## [Task details]
Could you rewrite every line of the entries below as a JSON list of strings, with one string per line and blank lines left out?
= = = = =
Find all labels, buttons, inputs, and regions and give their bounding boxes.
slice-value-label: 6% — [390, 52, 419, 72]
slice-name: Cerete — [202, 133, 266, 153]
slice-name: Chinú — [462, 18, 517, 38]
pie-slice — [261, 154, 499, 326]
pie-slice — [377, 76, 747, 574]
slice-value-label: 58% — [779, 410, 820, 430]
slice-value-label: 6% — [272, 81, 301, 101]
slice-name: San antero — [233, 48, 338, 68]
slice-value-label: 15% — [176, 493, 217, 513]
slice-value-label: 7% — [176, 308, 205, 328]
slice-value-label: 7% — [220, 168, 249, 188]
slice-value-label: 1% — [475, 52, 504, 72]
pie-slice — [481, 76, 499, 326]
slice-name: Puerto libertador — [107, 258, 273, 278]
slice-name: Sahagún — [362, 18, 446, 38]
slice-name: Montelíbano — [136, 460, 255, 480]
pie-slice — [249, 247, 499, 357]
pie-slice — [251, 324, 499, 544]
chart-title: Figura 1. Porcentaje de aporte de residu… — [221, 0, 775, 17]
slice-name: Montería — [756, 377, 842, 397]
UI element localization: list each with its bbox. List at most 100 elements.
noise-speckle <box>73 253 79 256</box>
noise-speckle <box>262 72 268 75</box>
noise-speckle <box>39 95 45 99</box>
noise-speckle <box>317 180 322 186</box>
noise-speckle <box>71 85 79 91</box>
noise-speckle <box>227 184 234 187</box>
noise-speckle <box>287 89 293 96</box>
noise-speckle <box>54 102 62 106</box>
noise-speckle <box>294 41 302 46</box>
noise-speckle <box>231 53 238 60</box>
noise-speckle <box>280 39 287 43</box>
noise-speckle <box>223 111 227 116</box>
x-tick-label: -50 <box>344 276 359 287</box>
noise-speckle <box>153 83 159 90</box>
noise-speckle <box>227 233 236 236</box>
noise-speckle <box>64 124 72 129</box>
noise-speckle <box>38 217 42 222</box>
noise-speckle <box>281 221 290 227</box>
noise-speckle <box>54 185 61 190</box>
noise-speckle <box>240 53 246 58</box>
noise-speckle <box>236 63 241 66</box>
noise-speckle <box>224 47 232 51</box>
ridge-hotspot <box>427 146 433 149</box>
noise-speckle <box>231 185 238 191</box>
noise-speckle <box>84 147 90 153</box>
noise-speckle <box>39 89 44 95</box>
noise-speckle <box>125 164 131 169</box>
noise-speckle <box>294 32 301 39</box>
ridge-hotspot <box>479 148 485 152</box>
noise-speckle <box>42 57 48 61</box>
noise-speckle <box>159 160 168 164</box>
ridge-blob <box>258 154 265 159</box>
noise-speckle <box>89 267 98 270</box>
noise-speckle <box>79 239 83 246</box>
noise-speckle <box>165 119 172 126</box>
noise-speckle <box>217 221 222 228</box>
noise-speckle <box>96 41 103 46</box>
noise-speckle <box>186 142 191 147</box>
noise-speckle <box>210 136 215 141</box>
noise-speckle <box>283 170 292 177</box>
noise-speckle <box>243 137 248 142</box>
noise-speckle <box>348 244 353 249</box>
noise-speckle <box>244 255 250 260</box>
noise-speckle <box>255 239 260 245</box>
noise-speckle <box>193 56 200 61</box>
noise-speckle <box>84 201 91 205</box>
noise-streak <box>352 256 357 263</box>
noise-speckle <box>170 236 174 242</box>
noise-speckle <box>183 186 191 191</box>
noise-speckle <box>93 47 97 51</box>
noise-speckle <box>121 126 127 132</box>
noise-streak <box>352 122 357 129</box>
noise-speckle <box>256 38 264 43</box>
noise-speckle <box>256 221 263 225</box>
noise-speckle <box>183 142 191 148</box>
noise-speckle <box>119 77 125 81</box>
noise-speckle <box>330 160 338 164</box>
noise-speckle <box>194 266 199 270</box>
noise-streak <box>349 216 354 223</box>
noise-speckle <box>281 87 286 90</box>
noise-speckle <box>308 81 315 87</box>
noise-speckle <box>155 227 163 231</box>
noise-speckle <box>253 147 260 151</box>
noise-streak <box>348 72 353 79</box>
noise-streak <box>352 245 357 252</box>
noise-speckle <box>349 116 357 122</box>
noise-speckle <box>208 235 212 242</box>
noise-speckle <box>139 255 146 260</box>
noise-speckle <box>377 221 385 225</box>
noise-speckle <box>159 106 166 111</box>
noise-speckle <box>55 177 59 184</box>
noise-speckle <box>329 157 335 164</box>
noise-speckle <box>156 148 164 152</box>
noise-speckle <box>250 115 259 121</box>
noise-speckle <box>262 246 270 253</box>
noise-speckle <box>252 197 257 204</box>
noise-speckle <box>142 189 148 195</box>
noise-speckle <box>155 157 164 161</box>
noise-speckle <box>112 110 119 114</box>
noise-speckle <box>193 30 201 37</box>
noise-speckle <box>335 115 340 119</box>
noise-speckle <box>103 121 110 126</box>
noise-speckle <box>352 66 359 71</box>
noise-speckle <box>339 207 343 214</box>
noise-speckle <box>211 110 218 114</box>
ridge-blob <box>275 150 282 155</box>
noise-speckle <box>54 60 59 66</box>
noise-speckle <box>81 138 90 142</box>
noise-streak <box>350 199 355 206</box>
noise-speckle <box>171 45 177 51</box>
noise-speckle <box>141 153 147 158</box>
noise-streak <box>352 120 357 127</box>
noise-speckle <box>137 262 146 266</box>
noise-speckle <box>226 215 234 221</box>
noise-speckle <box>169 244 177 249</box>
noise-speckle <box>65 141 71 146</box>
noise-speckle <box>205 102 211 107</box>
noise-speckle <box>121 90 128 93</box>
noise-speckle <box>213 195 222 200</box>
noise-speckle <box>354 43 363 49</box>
= = = = =
## [Solved problem]
[
  "Find all labels, buttons, inputs, and regions and give their bounding boxes.",
  "slice-value-label: 6% — [390, 52, 419, 72]",
  "slice-name: Cerete — [202, 133, 266, 153]",
  "slice-name: Chinú — [462, 18, 517, 38]",
  "pie-slice — [261, 154, 499, 326]",
  "pie-slice — [377, 76, 747, 574]",
  "slice-value-label: 58% — [779, 410, 820, 430]",
  "slice-value-label: 6% — [272, 81, 301, 101]",
  "slice-name: San antero — [233, 48, 338, 68]",
  "slice-value-label: 15% — [176, 493, 217, 513]",
  "slice-value-label: 7% — [176, 308, 205, 328]",
  "slice-value-label: 7% — [220, 168, 249, 188]",
  "slice-value-label: 1% — [475, 52, 504, 72]",
  "pie-slice — [481, 76, 499, 326]",
  "slice-name: Puerto libertador — [107, 258, 273, 278]",
  "slice-name: Sahagún — [362, 18, 446, 38]",
  "slice-name: Montelíbano — [136, 460, 255, 480]",
  "pie-slice — [249, 247, 499, 357]",
  "pie-slice — [251, 324, 499, 544]",
  "chart-title: Figura 1. Porcentaje de aporte de residu… — [221, 0, 775, 17]",
  "slice-name: Montería — [756, 377, 842, 397]",
  "UI element localization: list each with its bbox. List at most 100 elements.",
  "noise-speckle <box>73 253 79 256</box>",
  "noise-speckle <box>262 72 268 75</box>",
  "noise-speckle <box>39 95 45 99</box>",
  "noise-speckle <box>317 180 322 186</box>",
  "noise-speckle <box>71 85 79 91</box>",
  "noise-speckle <box>227 184 234 187</box>",
  "noise-speckle <box>287 89 293 96</box>",
  "noise-speckle <box>54 102 62 106</box>",
  "noise-speckle <box>294 41 302 46</box>",
  "noise-speckle <box>231 53 238 60</box>",
  "noise-speckle <box>280 39 287 43</box>",
  "noise-speckle <box>223 111 227 116</box>",
  "x-tick-label: -50 <box>344 276 359 287</box>",
  "noise-speckle <box>153 83 159 90</box>",
  "noise-speckle <box>227 233 236 236</box>",
  "noise-speckle <box>64 124 72 129</box>",
  "noise-speckle <box>38 217 42 222</box>",
  "noise-speckle <box>281 221 290 227</box>",
  "noise-speckle <box>54 185 61 190</box>",
  "noise-speckle <box>240 53 246 58</box>",
  "noise-speckle <box>236 63 241 66</box>",
  "noise-speckle <box>224 47 232 51</box>",
  "ridge-hotspot <box>427 146 433 149</box>",
  "noise-speckle <box>231 185 238 191</box>",
  "noise-speckle <box>84 147 90 153</box>",
  "noise-speckle <box>39 89 44 95</box>",
  "noise-speckle <box>125 164 131 169</box>",
  "noise-speckle <box>294 32 301 39</box>",
  "ridge-hotspot <box>479 148 485 152</box>",
  "noise-speckle <box>42 57 48 61</box>",
  "noise-speckle <box>159 160 168 164</box>",
  "ridge-blob <box>258 154 265 159</box>",
  "noise-speckle <box>89 267 98 270</box>",
  "noise-speckle <box>79 239 83 246</box>",
  "noise-speckle <box>165 119 172 126</box>",
  "noise-speckle <box>217 221 222 228</box>",
  "noise-speckle <box>96 41 103 46</box>",
  "noise-speckle <box>186 142 191 147</box>",
  "noise-speckle <box>210 136 215 141</box>",
  "noise-speckle <box>283 170 292 177</box>",
  "noise-speckle <box>243 137 248 142</box>",
  "noise-speckle <box>348 244 353 249</box>",
  "noise-speckle <box>244 255 250 260</box>",
  "noise-speckle <box>255 239 260 245</box>",
  "noise-speckle <box>193 56 200 61</box>",
  "noise-speckle <box>84 201 91 205</box>",
  "noise-streak <box>352 256 357 263</box>",
  "noise-speckle <box>170 236 174 242</box>",
  "noise-speckle <box>183 186 191 191</box>",
  "noise-speckle <box>93 47 97 51</box>",
  "noise-speckle <box>121 126 127 132</box>",
  "noise-streak <box>352 122 357 129</box>",
  "noise-speckle <box>256 38 264 43</box>",
  "noise-speckle <box>256 221 263 225</box>",
  "noise-speckle <box>183 142 191 148</box>",
  "noise-speckle <box>119 77 125 81</box>",
  "noise-speckle <box>330 160 338 164</box>",
  "noise-speckle <box>194 266 199 270</box>",
  "noise-streak <box>349 216 354 223</box>",
  "noise-speckle <box>281 87 286 90</box>",
  "noise-speckle <box>308 81 315 87</box>",
  "noise-speckle <box>155 227 163 231</box>",
  "noise-speckle <box>253 147 260 151</box>",
  "noise-streak <box>348 72 353 79</box>",
  "noise-streak <box>352 245 357 252</box>",
  "noise-speckle <box>349 116 357 122</box>",
  "noise-speckle <box>208 235 212 242</box>",
  "noise-speckle <box>139 255 146 260</box>",
  "noise-speckle <box>377 221 385 225</box>",
  "noise-speckle <box>159 106 166 111</box>",
  "noise-speckle <box>55 177 59 184</box>",
  "noise-speckle <box>329 157 335 164</box>",
  "noise-speckle <box>156 148 164 152</box>",
  "noise-speckle <box>250 115 259 121</box>",
  "noise-speckle <box>262 246 270 253</box>",
  "noise-speckle <box>252 197 257 204</box>",
  "noise-speckle <box>142 189 148 195</box>",
  "noise-speckle <box>155 157 164 161</box>",
  "noise-speckle <box>112 110 119 114</box>",
  "noise-speckle <box>193 30 201 37</box>",
  "noise-speckle <box>335 115 340 119</box>",
  "noise-speckle <box>103 121 110 126</box>",
  "noise-speckle <box>352 66 359 71</box>",
  "noise-speckle <box>339 207 343 214</box>",
  "noise-speckle <box>211 110 218 114</box>",
  "ridge-blob <box>275 150 282 155</box>",
  "noise-speckle <box>54 60 59 66</box>",
  "noise-speckle <box>81 138 90 142</box>",
  "noise-streak <box>350 199 355 206</box>",
  "noise-speckle <box>171 45 177 51</box>",
  "noise-speckle <box>141 153 147 158</box>",
  "noise-streak <box>352 120 357 127</box>",
  "noise-speckle <box>137 262 146 266</box>",
  "noise-speckle <box>226 215 234 221</box>",
  "noise-speckle <box>169 244 177 249</box>",
  "noise-speckle <box>65 141 71 146</box>",
  "noise-speckle <box>205 102 211 107</box>",
  "noise-speckle <box>121 90 128 93</box>",
  "noise-speckle <box>213 195 222 200</box>",
  "noise-speckle <box>354 43 363 49</box>"
]